→ **Page extract**:
____

CARE: A Capability-Based Measurement Framework for Reproductive Equity in Human-AI Interaction

Abstract

Algorithmic systems mediate sexual and reproductive health (SRH) information seeking. Standard HCI and AI evaluation centers usability, accuracy, and interaction quality, measures designed to assess task performance and interaction quality at the system level. We introduce CARE, the Capability Approach for Reproductive Equity, a measurement framework for human-AI interaction that adds capability outcomes as a unit of evaluation above task performance. CARE functions in two parts. The Normative Design Lens identifies the resources, conversion factors, capabilities, and functionings a system should support. The Evaluation lens assesses how design features, interaction patterns, and social conditions shape capability outcomes, tradeoffs, and lived experiences in use. We apply CARE to SRH-specific chatbots, general-purpose LLMs, and search engine features in a study with 12 participants, demonstrating that it surfaces capability outcomes standard metrics aggregate away. The same design features expanded capabilities for some users while constraining them for others: source-level organization, response format, tone, and SRH-specific features all shaped which capabilities expanded for which users and in which direction. Participants' professional backgrounds, gender identities, and prior AI familiarity further shaped these effects, producing capability outcomes that usability and accuracy metrics, aggregated across users, would not surface. These findings demonstrate capability outcomes as a measurable unit for human-AI interaction evaluation, extending existing metrics with a capability layer above task performance.

____

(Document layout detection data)

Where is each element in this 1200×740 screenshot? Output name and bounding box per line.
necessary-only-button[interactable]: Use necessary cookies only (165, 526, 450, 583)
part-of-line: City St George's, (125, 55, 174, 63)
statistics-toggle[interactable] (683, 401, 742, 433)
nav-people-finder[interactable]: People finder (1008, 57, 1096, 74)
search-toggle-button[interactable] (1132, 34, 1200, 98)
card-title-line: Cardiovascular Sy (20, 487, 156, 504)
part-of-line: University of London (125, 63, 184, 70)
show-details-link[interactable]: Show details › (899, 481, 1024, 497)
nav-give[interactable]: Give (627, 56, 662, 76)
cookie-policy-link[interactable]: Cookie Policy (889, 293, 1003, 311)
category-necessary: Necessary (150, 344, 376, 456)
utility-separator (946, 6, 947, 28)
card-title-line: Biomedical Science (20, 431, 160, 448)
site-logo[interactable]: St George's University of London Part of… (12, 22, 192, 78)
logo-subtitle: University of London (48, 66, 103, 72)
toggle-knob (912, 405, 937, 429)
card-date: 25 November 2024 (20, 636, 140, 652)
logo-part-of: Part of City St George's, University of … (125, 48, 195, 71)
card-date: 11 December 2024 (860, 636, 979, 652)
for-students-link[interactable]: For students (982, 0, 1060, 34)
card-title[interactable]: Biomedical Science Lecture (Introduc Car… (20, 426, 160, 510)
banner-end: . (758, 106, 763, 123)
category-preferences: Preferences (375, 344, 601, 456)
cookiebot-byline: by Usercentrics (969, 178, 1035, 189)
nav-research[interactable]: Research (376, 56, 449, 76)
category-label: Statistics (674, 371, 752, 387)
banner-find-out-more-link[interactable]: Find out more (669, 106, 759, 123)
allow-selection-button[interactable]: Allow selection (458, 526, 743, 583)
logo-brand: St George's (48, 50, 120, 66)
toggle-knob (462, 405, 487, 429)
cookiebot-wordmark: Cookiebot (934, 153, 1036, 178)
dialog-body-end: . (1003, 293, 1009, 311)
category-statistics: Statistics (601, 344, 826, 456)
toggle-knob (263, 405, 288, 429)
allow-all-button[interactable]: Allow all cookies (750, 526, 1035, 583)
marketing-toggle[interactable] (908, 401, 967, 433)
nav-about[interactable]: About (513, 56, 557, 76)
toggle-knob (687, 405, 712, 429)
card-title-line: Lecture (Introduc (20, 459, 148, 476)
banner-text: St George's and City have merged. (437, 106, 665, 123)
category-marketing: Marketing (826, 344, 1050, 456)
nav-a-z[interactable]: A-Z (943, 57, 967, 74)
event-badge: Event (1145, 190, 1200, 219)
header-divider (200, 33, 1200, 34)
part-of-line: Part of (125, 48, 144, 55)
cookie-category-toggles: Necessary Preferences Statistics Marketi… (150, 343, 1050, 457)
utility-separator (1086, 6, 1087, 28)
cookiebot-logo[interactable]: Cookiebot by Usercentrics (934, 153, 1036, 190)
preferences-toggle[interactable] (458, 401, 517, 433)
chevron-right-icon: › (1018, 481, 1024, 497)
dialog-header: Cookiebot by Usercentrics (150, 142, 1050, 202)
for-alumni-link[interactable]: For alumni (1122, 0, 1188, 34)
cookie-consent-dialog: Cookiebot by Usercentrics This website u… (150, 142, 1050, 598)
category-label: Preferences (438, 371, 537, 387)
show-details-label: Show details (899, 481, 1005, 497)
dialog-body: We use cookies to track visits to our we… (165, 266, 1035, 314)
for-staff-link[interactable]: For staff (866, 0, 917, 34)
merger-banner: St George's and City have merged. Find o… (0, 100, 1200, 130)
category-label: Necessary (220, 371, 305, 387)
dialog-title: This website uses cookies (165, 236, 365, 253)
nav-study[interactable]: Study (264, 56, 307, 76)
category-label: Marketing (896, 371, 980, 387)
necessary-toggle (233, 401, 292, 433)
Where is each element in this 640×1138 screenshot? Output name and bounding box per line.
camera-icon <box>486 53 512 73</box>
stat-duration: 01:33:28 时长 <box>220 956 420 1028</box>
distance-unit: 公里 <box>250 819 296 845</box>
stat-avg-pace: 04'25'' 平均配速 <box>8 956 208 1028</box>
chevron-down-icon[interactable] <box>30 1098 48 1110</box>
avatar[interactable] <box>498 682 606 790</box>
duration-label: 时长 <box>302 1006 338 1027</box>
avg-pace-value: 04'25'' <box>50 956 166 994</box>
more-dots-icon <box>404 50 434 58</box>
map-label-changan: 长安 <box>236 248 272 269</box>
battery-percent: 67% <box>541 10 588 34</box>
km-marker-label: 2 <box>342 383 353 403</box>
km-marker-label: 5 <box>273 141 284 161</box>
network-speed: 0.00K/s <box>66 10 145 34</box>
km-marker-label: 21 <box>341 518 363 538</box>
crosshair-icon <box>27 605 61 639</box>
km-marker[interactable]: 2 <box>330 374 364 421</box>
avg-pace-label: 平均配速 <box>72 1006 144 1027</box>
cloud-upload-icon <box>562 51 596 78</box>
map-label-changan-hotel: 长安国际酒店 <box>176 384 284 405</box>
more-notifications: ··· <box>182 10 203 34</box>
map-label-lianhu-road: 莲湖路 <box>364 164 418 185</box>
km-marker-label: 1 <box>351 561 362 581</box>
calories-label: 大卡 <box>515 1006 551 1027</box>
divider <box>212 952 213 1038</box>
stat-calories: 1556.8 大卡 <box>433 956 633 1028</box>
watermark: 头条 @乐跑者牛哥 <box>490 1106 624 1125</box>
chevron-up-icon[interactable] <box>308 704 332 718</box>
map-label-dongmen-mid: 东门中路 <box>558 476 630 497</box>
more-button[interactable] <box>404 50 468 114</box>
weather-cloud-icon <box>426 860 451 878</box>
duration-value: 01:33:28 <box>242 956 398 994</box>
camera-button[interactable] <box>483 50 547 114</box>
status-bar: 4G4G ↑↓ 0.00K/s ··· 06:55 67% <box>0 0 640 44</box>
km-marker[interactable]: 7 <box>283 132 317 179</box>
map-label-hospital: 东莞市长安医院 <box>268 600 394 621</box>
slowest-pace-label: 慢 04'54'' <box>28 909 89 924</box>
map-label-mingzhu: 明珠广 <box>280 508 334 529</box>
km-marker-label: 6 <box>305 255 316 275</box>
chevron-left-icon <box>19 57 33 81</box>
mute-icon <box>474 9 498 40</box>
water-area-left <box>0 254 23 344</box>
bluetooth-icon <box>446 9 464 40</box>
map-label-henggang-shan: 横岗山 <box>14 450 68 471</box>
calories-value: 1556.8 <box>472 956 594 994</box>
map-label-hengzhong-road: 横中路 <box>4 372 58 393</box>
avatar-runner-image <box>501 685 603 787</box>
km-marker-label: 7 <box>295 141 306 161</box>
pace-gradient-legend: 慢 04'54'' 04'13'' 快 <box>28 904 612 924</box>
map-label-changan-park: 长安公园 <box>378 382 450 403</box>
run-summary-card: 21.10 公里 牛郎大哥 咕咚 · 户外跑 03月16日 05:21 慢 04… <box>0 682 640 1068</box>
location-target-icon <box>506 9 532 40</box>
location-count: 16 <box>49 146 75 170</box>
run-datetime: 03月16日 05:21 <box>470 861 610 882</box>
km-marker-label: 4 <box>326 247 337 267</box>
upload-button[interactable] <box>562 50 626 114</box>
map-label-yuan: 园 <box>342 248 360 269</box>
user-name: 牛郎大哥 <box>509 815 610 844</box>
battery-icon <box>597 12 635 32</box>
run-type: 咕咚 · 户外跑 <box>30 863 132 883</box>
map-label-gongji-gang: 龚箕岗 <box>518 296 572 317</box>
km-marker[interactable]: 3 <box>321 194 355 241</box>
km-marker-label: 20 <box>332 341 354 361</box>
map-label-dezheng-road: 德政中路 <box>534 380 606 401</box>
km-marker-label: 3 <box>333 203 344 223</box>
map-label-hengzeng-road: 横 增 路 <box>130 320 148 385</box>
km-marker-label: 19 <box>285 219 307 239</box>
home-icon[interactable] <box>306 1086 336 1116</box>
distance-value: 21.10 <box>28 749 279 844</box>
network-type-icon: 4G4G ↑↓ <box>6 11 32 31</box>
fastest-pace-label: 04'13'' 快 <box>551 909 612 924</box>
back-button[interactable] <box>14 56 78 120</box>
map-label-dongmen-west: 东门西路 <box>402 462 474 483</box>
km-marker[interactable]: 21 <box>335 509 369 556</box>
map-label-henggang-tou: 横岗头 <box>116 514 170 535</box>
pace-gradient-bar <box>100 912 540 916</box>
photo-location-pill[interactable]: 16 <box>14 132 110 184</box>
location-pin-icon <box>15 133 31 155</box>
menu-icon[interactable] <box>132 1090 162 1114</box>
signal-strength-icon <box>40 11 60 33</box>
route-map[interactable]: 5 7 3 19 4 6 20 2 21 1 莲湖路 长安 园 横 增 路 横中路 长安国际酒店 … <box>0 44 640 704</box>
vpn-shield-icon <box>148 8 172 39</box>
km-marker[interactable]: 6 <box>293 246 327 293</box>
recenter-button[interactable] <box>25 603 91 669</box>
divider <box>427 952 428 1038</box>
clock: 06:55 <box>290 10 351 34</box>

____

→ **Work instruction A**: According to the CARE abstract, how many participants were in the study?
→ **Work instruction B**: List the design features that the CARE abstract says shaped which capabilities expanded for which users.
Rely only on the text for the answers.

→ **Solution A**: 12 participants.

→ **Solution B**:
- Source-level organization
- Response format
- Tone
- SRH-specific features